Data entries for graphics
----

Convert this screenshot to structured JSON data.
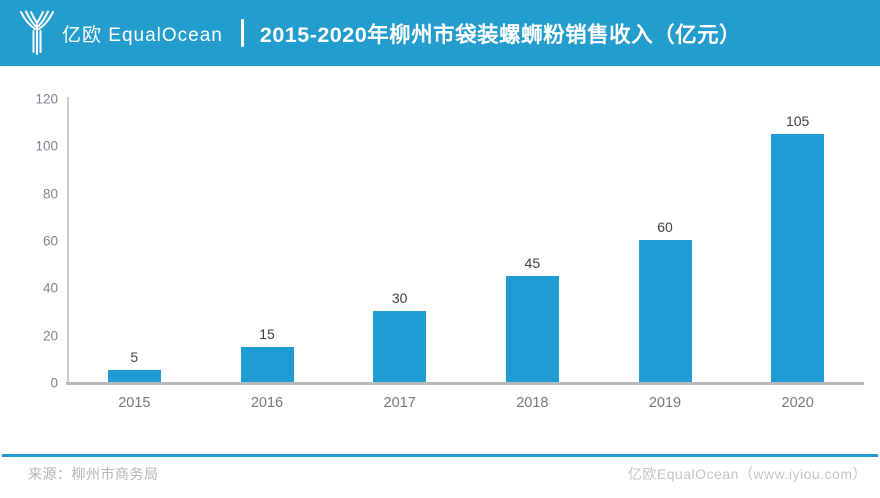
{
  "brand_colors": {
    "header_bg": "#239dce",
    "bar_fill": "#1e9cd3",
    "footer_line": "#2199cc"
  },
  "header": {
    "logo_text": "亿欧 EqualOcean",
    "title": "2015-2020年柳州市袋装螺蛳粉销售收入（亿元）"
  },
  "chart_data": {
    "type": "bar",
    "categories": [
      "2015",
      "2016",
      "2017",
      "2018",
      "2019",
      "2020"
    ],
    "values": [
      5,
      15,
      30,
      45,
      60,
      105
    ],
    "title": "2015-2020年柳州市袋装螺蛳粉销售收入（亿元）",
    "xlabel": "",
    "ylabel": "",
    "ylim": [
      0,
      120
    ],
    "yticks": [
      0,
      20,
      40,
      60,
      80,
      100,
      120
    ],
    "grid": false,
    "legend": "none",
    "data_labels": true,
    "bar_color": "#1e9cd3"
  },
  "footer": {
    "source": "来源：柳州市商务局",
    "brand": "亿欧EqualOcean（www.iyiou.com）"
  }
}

----

◆ Work instructions ◆
Copy the material exactly. Do not include the pictures.

◆ Output for this task ◆
Convert this screenshot to structured JSON data.
{
  "brand_colors": {
    "header_bg": "#239dce",
    "bar_fill": "#1e9cd3",
    "footer_line": "#2199cc"
  },
  "header": {
    "logo_text": "亿欧 EqualOcean",
    "title": "2015-2020年柳州市袋装螺蛳粉销售收入（亿元）"
  },
  "chart_data": {
    "type": "bar",
    "categories": [
      "2015",
      "2016",
      "2017",
      "2018",
      "2019",
      "2020"
    ],
    "values": [
      5,
      15,
      30,
      45,
      60,
      105
    ],
    "title": "2015-2020年柳州市袋装螺蛳粉销售收入（亿元）",
    "xlabel": "",
    "ylabel": "",
    "ylim": [
      0,
      120
    ],
    "yticks": [
      0,
      20,
      40,
      60,
      80,
      100,
      120
    ],
    "grid": false,
    "legend": "none",
    "data_labels": true,
    "bar_color": "#1e9cd3"
  },
  "footer": {
    "source": "来源：柳州市商务局",
    "brand": "亿欧EqualOcean（www.iyiou.com）"
  }
}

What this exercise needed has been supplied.